● **What to work on**
Look through the records that follow. Copy every line containing the word "正确书写".

● **Dataset**

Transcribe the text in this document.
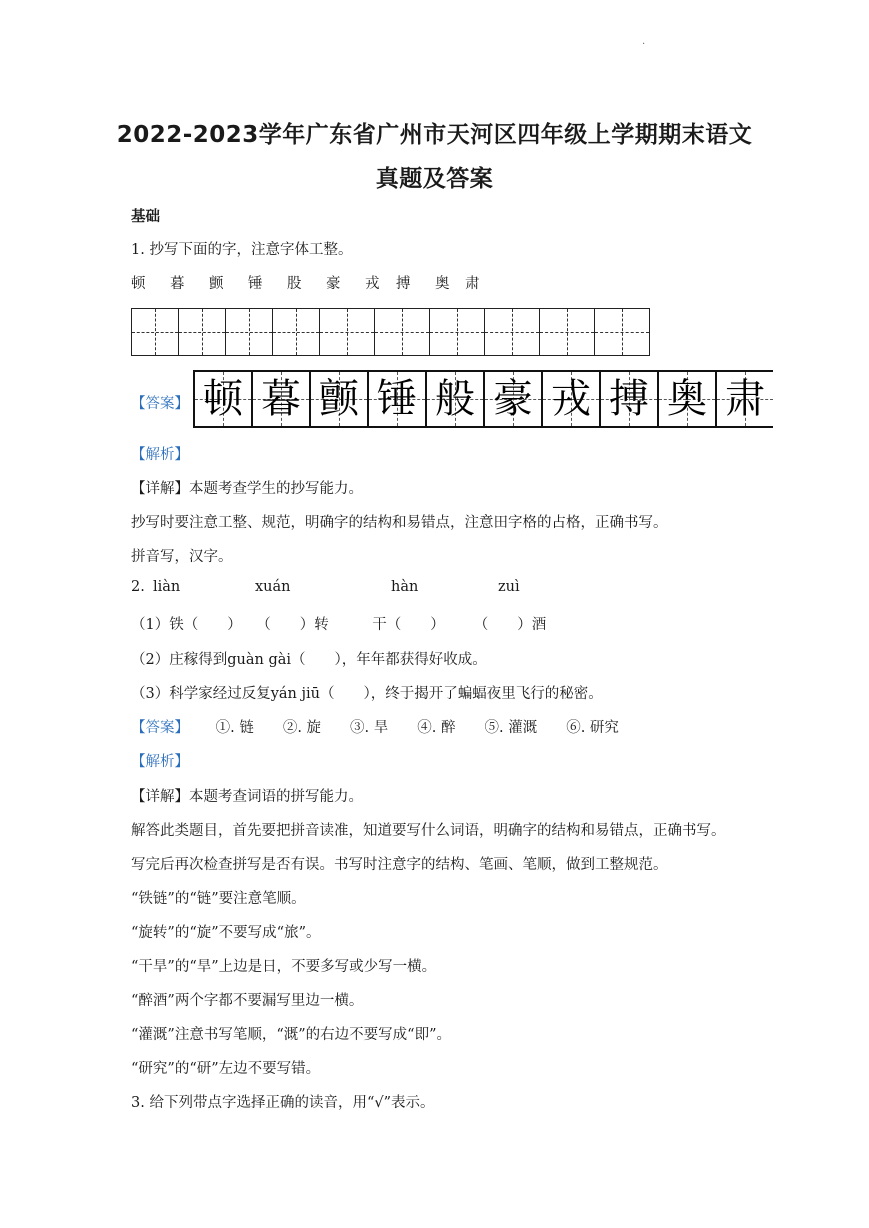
.
2022-2023学年广东省广州市天河区四年级上学期期末语文
真题及答案
基础
1. 抄写下面的字，注意字体工整。
顿 暮 颤 锤 股 豪 戎 搏 奥 肃
【答案】 顿 暮 颤 锤 般 豪 戎 搏 奥 肃
【解析】
【详解】本题考查学生的抄写能力。
抄写时要注意工整、规范，明确字的结构和易错点，注意田字格的占格，正确书写。
拼音写，汉字。
2. liàn	xuán	hàn	zuì
（1）铁（　　）　　（　　）转　　　干（　　）　　　（　　）酒
（2）庄稼得到guàn gài（　　），年年都获得好收成。
（3）科学家经过反复yán jiū（　　），终于揭开了蝙蝠夜里飞行的秘密。
【答案】 ①. 链　　②. 旋　　③. 旱　　④. 醉　　⑤. 灌溉　　⑥. 研究
【解析】
【详解】本题考查词语的拼写能力。
解答此类题目，首先要把拼音读准，知道要写什么词语，明确字的结构和易错点，正确书写。
写完后再次检查拼写是否有误。书写时注意字的结构、笔画、笔顺，做到工整规范。
“铁链”的“链”要注意笔顺。
“旋转”的“旋”不要写成“旅”。
“干旱”的“旱”上边是日，不要多写或少写一横。
“醉酒”两个字都不要漏写里边一横。
“灌溉”注意书写笔顺，“溉”的右边不要写成“即”。
“研究”的“研”左边不要写错。
3. 给下列带点字选择正确的读音，用“√”表示。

● **Correct output**
抄写时要注意工整、规范，明确字的结构和易错点，注意田字格的占格，正确书写。
解答此类题目，首先要把拼音读准，知道要写什么词语，明确字的结构和易错点，正确书写。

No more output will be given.